• _BRIEF_: Copy every one of the records below word for word, line by line, with nothing changed.

[Start of RAW RECORDS]

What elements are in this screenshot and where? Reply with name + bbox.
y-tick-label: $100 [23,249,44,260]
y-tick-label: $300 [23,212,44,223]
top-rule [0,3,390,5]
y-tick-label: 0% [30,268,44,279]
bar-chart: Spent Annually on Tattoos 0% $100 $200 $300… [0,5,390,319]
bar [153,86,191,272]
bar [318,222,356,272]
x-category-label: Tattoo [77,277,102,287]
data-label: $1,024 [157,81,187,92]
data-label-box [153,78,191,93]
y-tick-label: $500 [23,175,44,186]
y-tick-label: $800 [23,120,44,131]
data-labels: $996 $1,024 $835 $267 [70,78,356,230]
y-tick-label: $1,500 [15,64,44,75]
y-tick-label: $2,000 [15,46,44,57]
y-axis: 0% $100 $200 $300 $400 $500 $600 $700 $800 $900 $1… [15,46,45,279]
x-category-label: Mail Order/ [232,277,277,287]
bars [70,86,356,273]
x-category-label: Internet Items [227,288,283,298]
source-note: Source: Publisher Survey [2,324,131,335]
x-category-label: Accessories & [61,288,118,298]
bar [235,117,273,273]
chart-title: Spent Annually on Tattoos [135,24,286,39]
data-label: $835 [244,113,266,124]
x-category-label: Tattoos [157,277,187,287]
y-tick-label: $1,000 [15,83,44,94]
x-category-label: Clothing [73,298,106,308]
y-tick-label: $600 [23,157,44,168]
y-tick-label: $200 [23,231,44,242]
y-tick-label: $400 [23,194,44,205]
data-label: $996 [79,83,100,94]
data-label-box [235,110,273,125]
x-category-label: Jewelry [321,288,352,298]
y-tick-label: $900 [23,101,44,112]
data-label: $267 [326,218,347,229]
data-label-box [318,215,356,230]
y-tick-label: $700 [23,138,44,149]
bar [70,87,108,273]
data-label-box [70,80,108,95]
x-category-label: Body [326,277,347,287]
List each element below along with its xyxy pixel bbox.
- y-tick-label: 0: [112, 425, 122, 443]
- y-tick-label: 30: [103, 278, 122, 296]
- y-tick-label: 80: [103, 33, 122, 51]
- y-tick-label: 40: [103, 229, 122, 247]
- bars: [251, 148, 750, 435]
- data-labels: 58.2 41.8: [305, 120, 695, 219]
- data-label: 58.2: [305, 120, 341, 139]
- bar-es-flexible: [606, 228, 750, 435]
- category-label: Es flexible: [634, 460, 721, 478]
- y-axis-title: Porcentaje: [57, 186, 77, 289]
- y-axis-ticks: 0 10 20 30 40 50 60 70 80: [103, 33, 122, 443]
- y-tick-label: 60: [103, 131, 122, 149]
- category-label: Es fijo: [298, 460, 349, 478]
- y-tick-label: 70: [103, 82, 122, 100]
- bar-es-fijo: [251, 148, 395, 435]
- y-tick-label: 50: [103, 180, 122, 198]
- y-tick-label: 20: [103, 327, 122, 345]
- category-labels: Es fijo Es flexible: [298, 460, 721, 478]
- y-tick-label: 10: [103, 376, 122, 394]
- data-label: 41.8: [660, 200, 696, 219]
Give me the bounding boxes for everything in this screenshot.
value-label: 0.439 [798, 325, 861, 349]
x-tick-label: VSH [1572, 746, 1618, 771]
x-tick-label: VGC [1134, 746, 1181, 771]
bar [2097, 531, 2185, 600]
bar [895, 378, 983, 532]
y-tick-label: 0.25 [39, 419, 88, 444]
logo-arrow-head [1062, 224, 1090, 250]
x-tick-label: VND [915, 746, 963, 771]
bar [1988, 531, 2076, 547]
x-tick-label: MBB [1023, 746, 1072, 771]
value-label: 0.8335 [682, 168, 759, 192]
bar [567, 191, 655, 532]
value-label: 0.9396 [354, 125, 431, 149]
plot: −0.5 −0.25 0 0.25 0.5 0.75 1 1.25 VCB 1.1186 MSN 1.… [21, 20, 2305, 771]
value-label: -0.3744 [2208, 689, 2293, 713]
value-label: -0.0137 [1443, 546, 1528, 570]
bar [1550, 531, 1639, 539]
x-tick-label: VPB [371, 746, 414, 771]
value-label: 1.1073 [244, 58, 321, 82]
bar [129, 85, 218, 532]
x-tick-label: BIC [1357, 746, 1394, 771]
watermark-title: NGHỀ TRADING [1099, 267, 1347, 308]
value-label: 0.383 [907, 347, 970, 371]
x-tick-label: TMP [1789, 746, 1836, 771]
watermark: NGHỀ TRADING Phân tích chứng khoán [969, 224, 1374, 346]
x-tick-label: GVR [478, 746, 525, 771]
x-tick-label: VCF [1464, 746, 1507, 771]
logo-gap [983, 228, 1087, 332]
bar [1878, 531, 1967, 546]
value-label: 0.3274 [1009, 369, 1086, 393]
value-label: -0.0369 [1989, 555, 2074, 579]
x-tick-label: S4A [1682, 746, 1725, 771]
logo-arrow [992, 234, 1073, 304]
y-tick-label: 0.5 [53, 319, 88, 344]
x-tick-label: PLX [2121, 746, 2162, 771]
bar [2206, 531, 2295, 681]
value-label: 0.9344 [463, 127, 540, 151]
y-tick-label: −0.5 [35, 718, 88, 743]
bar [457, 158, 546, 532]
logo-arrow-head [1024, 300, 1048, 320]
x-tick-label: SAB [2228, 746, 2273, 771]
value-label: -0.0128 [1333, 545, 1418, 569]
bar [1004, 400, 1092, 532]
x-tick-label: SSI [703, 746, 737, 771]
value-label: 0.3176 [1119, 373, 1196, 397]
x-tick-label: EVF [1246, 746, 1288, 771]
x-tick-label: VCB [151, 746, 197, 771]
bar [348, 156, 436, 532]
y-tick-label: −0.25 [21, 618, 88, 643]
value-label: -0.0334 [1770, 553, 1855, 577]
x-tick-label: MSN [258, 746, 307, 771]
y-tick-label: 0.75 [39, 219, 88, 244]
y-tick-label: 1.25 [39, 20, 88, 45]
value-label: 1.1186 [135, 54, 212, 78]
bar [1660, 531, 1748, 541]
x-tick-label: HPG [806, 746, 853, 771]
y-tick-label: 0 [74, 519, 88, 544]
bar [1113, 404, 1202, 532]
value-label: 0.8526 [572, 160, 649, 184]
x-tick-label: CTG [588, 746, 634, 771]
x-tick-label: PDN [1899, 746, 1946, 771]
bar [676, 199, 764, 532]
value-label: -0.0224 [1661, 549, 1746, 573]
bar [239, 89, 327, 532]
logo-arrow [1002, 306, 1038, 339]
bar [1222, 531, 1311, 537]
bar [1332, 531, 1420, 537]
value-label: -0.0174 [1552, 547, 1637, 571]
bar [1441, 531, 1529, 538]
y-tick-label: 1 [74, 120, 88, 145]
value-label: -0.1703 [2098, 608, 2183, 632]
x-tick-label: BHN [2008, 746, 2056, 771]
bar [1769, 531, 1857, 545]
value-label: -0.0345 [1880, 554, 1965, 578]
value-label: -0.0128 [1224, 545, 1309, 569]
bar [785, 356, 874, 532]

[End of RAW RECORDS]

• _TASK RESPONSE_:
What elements are in this screenshot and where? Reply with name + bbox.
y-tick-label: $100 [23,249,44,260]
y-tick-label: $300 [23,212,44,223]
top-rule [0,3,390,5]
y-tick-label: 0% [30,268,44,279]
bar-chart: Spent Annually on Tattoos 0% $100 $200 $300… [0,5,390,319]
bar [153,86,191,272]
bar [318,222,356,272]
x-category-label: Tattoo [77,277,102,287]
data-label: $1,024 [157,81,187,92]
data-label-box [153,78,191,93]
y-tick-label: $500 [23,175,44,186]
y-tick-label: $800 [23,120,44,131]
data-labels: $996 $1,024 $835 $267 [70,78,356,230]
y-tick-label: $1,500 [15,64,44,75]
y-tick-label: $2,000 [15,46,44,57]
y-axis: 0% $100 $200 $300 $400 $500 $600 $700 $800 $900 $1… [15,46,45,279]
x-category-label: Mail Order/ [232,277,277,287]
bars [70,86,356,273]
x-category-label: Internet Items [227,288,283,298]
source-note: Source: Publisher Survey [2,324,131,335]
x-category-label: Accessories & [61,288,118,298]
bar [235,117,273,273]
chart-title: Spent Annually on Tattoos [135,24,286,39]
data-label: $835 [244,113,266,124]
x-category-label: Tattoos [157,277,187,287]
y-tick-label: $1,000 [15,83,44,94]
x-category-label: Clothing [73,298,106,308]
y-tick-label: $600 [23,157,44,168]
y-tick-label: $200 [23,231,44,242]
y-tick-label: $400 [23,194,44,205]
data-label: $996 [79,83,100,94]
data-label-box [235,110,273,125]
x-category-label: Jewelry [321,288,352,298]
y-tick-label: $900 [23,101,44,112]
data-label: $267 [326,218,347,229]
data-label-box [318,215,356,230]
y-tick-label: $700 [23,138,44,149]
bar [70,87,108,273]
data-label-box [70,80,108,95]
x-category-label: Body [326,277,347,287]
List each element below along with its xyxy pixel bbox.
- y-tick-label: 0: [112, 425, 122, 443]
- y-tick-label: 30: [103, 278, 122, 296]
- y-tick-label: 80: [103, 33, 122, 51]
- y-tick-label: 40: [103, 229, 122, 247]
- bars: [251, 148, 750, 435]
- data-labels: 58.2 41.8: [305, 120, 695, 219]
- data-label: 58.2: [305, 120, 341, 139]
- bar-es-flexible: [606, 228, 750, 435]
- category-label: Es flexible: [634, 460, 721, 478]
- y-axis-title: Porcentaje: [57, 186, 77, 289]
- y-axis-ticks: 0 10 20 30 40 50 60 70 80: [103, 33, 122, 443]
- y-tick-label: 60: [103, 131, 122, 149]
- category-label: Es fijo: [298, 460, 349, 478]
- y-tick-label: 70: [103, 82, 122, 100]
- bar-es-fijo: [251, 148, 395, 435]
- y-tick-label: 50: [103, 180, 122, 198]
- y-tick-label: 20: [103, 327, 122, 345]
- category-labels: Es fijo Es flexible: [298, 460, 721, 478]
- y-tick-label: 10: [103, 376, 122, 394]
- data-label: 41.8: [660, 200, 696, 219]
Give me the bounding boxes for everything in this screenshot.
value-label: 0.439 [798, 325, 861, 349]
x-tick-label: VSH [1572, 746, 1618, 771]
x-tick-label: VGC [1134, 746, 1181, 771]
bar [2097, 531, 2185, 600]
bar [895, 378, 983, 532]
y-tick-label: 0.25 [39, 419, 88, 444]
logo-arrow-head [1062, 224, 1090, 250]
x-tick-label: VND [915, 746, 963, 771]
bar [1988, 531, 2076, 547]
x-tick-label: MBB [1023, 746, 1072, 771]
value-label: 0.8335 [682, 168, 759, 192]
bar [567, 191, 655, 532]
value-label: 0.9396 [354, 125, 431, 149]
plot: −0.5 −0.25 0 0.25 0.5 0.75 1 1.25 VCB 1.1186 MSN 1.… [21, 20, 2305, 771]
value-label: -0.3744 [2208, 689, 2293, 713]
value-label: -0.0137 [1443, 546, 1528, 570]
bar [1550, 531, 1639, 539]
x-tick-label: VPB [371, 746, 414, 771]
value-label: 1.1073 [244, 58, 321, 82]
bar [129, 85, 218, 532]
x-tick-label: BIC [1357, 746, 1394, 771]
watermark-title: NGHỀ TRADING [1099, 267, 1347, 308]
value-label: 0.383 [907, 347, 970, 371]
x-tick-label: TMP [1789, 746, 1836, 771]
watermark: NGHỀ TRADING Phân tích chứng khoán [969, 224, 1374, 346]
x-tick-label: GVR [478, 746, 525, 771]
x-tick-label: VCF [1464, 746, 1507, 771]
logo-gap [983, 228, 1087, 332]
bar [1878, 531, 1967, 546]
value-label: 0.3274 [1009, 369, 1086, 393]
value-label: -0.0369 [1989, 555, 2074, 579]
x-tick-label: S4A [1682, 746, 1725, 771]
logo-arrow [992, 234, 1073, 304]
y-tick-label: 0.5 [53, 319, 88, 344]
x-tick-label: PLX [2121, 746, 2162, 771]
bar [2206, 531, 2295, 681]
value-label: 0.9344 [463, 127, 540, 151]
y-tick-label: −0.5 [35, 718, 88, 743]
bar [457, 158, 546, 532]
logo-arrow-head [1024, 300, 1048, 320]
x-tick-label: SAB [2228, 746, 2273, 771]
value-label: -0.0128 [1333, 545, 1418, 569]
bar [1004, 400, 1092, 532]
x-tick-label: SSI [703, 746, 737, 771]
value-label: 0.3176 [1119, 373, 1196, 397]
x-tick-label: EVF [1246, 746, 1288, 771]
x-tick-label: VCB [151, 746, 197, 771]
bar [348, 156, 436, 532]
y-tick-label: −0.25 [21, 618, 88, 643]
value-label: -0.0334 [1770, 553, 1855, 577]
x-tick-label: MSN [258, 746, 307, 771]
y-tick-label: 0.75 [39, 219, 88, 244]
y-tick-label: 1.25 [39, 20, 88, 45]
value-label: 1.1186 [135, 54, 212, 78]
bar [1660, 531, 1748, 541]
x-tick-label: HPG [806, 746, 853, 771]
y-tick-label: 0 [74, 519, 88, 544]
bar [1113, 404, 1202, 532]
value-label: 0.8526 [572, 160, 649, 184]
x-tick-label: CTG [588, 746, 634, 771]
x-tick-label: PDN [1899, 746, 1946, 771]
bar [676, 199, 764, 532]
value-label: -0.0224 [1661, 549, 1746, 573]
bar [239, 89, 327, 532]
logo-arrow [1002, 306, 1038, 339]
bar [1222, 531, 1311, 537]
bar [1332, 531, 1420, 537]
value-label: -0.0174 [1552, 547, 1637, 571]
bar [1441, 531, 1529, 538]
y-tick-label: 1 [74, 120, 88, 145]
value-label: -0.1703 [2098, 608, 2183, 632]
x-tick-label: BHN [2008, 746, 2056, 771]
bar [1769, 531, 1857, 545]
value-label: -0.0345 [1880, 554, 1965, 578]
value-label: -0.0128 [1224, 545, 1309, 569]
bar [785, 356, 874, 532]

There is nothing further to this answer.